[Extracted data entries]
****************

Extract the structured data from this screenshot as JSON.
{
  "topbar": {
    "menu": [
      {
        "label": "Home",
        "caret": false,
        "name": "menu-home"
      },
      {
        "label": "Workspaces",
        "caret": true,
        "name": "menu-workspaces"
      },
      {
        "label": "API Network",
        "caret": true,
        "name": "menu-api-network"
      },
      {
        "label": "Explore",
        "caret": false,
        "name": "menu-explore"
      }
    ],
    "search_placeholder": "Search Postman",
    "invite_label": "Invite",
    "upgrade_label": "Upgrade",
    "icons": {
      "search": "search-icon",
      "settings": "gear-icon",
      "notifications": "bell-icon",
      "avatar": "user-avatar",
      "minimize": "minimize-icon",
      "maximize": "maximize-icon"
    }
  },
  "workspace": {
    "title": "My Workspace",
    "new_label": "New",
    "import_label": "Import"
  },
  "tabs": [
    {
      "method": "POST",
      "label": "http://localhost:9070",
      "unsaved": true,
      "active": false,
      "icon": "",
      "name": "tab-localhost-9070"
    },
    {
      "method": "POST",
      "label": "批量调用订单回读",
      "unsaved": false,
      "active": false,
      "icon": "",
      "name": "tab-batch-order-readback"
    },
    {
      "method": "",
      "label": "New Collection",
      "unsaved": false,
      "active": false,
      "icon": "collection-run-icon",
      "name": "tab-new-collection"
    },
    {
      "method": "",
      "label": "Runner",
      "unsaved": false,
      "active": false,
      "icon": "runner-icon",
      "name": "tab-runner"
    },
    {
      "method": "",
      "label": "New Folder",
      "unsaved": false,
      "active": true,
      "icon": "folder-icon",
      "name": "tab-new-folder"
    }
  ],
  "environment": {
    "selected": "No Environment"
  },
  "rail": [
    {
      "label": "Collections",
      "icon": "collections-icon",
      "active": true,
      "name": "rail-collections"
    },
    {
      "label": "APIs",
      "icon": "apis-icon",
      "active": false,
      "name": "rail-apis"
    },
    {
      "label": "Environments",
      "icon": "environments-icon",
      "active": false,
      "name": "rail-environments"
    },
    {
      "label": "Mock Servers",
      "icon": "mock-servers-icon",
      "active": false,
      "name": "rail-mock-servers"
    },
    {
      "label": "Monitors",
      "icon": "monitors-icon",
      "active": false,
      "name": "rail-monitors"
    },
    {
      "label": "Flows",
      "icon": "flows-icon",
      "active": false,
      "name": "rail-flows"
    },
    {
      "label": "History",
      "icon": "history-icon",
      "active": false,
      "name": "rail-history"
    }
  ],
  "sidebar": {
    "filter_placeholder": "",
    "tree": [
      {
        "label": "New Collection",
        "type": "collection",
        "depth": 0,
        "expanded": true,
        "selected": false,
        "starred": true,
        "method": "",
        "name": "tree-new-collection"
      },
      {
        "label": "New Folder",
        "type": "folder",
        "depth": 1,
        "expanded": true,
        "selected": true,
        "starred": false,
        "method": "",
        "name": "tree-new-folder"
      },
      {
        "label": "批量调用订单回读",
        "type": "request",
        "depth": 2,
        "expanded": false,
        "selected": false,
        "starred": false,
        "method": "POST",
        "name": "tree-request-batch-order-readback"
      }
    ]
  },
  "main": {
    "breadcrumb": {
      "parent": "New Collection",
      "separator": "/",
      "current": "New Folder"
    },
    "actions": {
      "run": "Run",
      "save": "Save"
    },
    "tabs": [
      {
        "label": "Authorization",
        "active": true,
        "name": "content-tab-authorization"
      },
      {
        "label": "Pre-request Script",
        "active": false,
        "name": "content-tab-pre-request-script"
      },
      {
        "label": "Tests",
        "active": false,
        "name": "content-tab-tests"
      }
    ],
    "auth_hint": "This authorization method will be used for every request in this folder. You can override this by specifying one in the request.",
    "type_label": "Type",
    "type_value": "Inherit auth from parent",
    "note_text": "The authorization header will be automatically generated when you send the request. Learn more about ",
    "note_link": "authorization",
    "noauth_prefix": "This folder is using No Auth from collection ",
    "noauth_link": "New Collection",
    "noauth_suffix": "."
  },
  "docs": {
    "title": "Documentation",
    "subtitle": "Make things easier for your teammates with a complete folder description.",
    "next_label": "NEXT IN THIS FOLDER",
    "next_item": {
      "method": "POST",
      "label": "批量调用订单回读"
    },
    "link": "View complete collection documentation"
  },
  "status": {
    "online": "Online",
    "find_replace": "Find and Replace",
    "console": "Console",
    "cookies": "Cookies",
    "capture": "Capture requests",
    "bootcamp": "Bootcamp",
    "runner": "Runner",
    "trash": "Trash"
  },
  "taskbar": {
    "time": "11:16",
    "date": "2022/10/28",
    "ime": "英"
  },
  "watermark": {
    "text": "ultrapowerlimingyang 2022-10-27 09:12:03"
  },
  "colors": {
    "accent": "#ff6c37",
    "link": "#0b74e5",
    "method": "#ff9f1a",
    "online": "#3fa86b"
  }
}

****************

*PROBLEM DETAILS*: Copy out the whole listing exactly as written.

*RESPONSE TO THIS EXERCISE*:
Extract the structured data from this screenshot as JSON.
{
  "topbar": {
    "menu": [
      {
        "label": "Home",
        "caret": false,
        "name": "menu-home"
      },
      {
        "label": "Workspaces",
        "caret": true,
        "name": "menu-workspaces"
      },
      {
        "label": "API Network",
        "caret": true,
        "name": "menu-api-network"
      },
      {
        "label": "Explore",
        "caret": false,
        "name": "menu-explore"
      }
    ],
    "search_placeholder": "Search Postman",
    "invite_label": "Invite",
    "upgrade_label": "Upgrade",
    "icons": {
      "search": "search-icon",
      "settings": "gear-icon",
      "notifications": "bell-icon",
      "avatar": "user-avatar",
      "minimize": "minimize-icon",
      "maximize": "maximize-icon"
    }
  },
  "workspace": {
    "title": "My Workspace",
    "new_label": "New",
    "import_label": "Import"
  },
  "tabs": [
    {
      "method": "POST",
      "label": "http://localhost:9070",
      "unsaved": true,
      "active": false,
      "icon": "",
      "name": "tab-localhost-9070"
    },
    {
      "method": "POST",
      "label": "批量调用订单回读",
      "unsaved": false,
      "active": false,
      "icon": "",
      "name": "tab-batch-order-readback"
    },
    {
      "method": "",
      "label": "New Collection",
      "unsaved": false,
      "active": false,
      "icon": "collection-run-icon",
      "name": "tab-new-collection"
    },
    {
      "method": "",
      "label": "Runner",
      "unsaved": false,
      "active": false,
      "icon": "runner-icon",
      "name": "tab-runner"
    },
    {
      "method": "",
      "label": "New Folder",
      "unsaved": false,
      "active": true,
      "icon": "folder-icon",
      "name": "tab-new-folder"
    }
  ],
  "environment": {
    "selected": "No Environment"
  },
  "rail": [
    {
      "label": "Collections",
      "icon": "collections-icon",
      "active": true,
      "name": "rail-collections"
    },
    {
      "label": "APIs",
      "icon": "apis-icon",
      "active": false,
      "name": "rail-apis"
    },
    {
      "label": "Environments",
      "icon": "environments-icon",
      "active": false,
      "name": "rail-environments"
    },
    {
      "label": "Mock Servers",
      "icon": "mock-servers-icon",
      "active": false,
      "name": "rail-mock-servers"
    },
    {
      "label": "Monitors",
      "icon": "monitors-icon",
      "active": false,
      "name": "rail-monitors"
    },
    {
      "label": "Flows",
      "icon": "flows-icon",
      "active": false,
      "name": "rail-flows"
    },
    {
      "label": "History",
      "icon": "history-icon",
      "active": false,
      "name": "rail-history"
    }
  ],
  "sidebar": {
    "filter_placeholder": "",
    "tree": [
      {
        "label": "New Collection",
        "type": "collection",
        "depth": 0,
        "expanded": true,
        "selected": false,
        "starred": true,
        "method": "",
        "name": "tree-new-collection"
      },
      {
        "label": "New Folder",
        "type": "folder",
        "depth": 1,
        "expanded": true,
        "selected": true,
        "starred": false,
        "method": "",
        "name": "tree-new-folder"
      },
      {
        "label": "批量调用订单回读",
        "type": "request",
        "depth": 2,
        "expanded": false,
        "selected": false,
        "starred": false,
        "method": "POST",
        "name": "tree-request-batch-order-readback"
      }
    ]
  },
  "main": {
    "breadcrumb": {
      "parent": "New Collection",
      "separator": "/",
      "current": "New Folder"
    },
    "actions": {
      "run": "Run",
      "save": "Save"
    },
    "tabs": [
      {
        "label": "Authorization",
        "active": true,
        "name": "content-tab-authorization"
      },
      {
        "label": "Pre-request Script",
        "active": false,
        "name": "content-tab-pre-request-script"
      },
      {
        "label": "Tests",
        "active": false,
        "name": "content-tab-tests"
      }
    ],
    "auth_hint": "This authorization method will be used for every request in this folder. You can override this by specifying one in the request.",
    "type_label": "Type",
    "type_value": "Inherit auth from parent",
    "note_text": "The authorization header will be automatically generated when you send the request. Learn more about ",
    "note_link": "authorization",
    "noauth_prefix": "This folder is using No Auth from collection ",
    "noauth_link": "New Collection",
    "noauth_suffix": "."
  },
  "docs": {
    "title": "Documentation",
    "subtitle": "Make things easier for your teammates with a complete folder description.",
    "next_label": "NEXT IN THIS FOLDER",
    "next_item": {
      "method": "POST",
      "label": "批量调用订单回读"
    },
    "link": "View complete collection documentation"
  },
  "status": {
    "online": "Online",
    "find_replace": "Find and Replace",
    "console": "Console",
    "cookies": "Cookies",
    "capture": "Capture requests",
    "bootcamp": "Bootcamp",
    "runner": "Runner",
    "trash": "Trash"
  },
  "taskbar": {
    "time": "11:16",
    "date": "2022/10/28",
    "ime": "英"
  },
  "watermark": {
    "text": "ultrapowerlimingyang 2022-10-27 09:12:03"
  },
  "colors": {
    "accent": "#ff6c37",
    "link": "#0b74e5",
    "method": "#ff9f1a",
    "online": "#3fa86b"
  }
}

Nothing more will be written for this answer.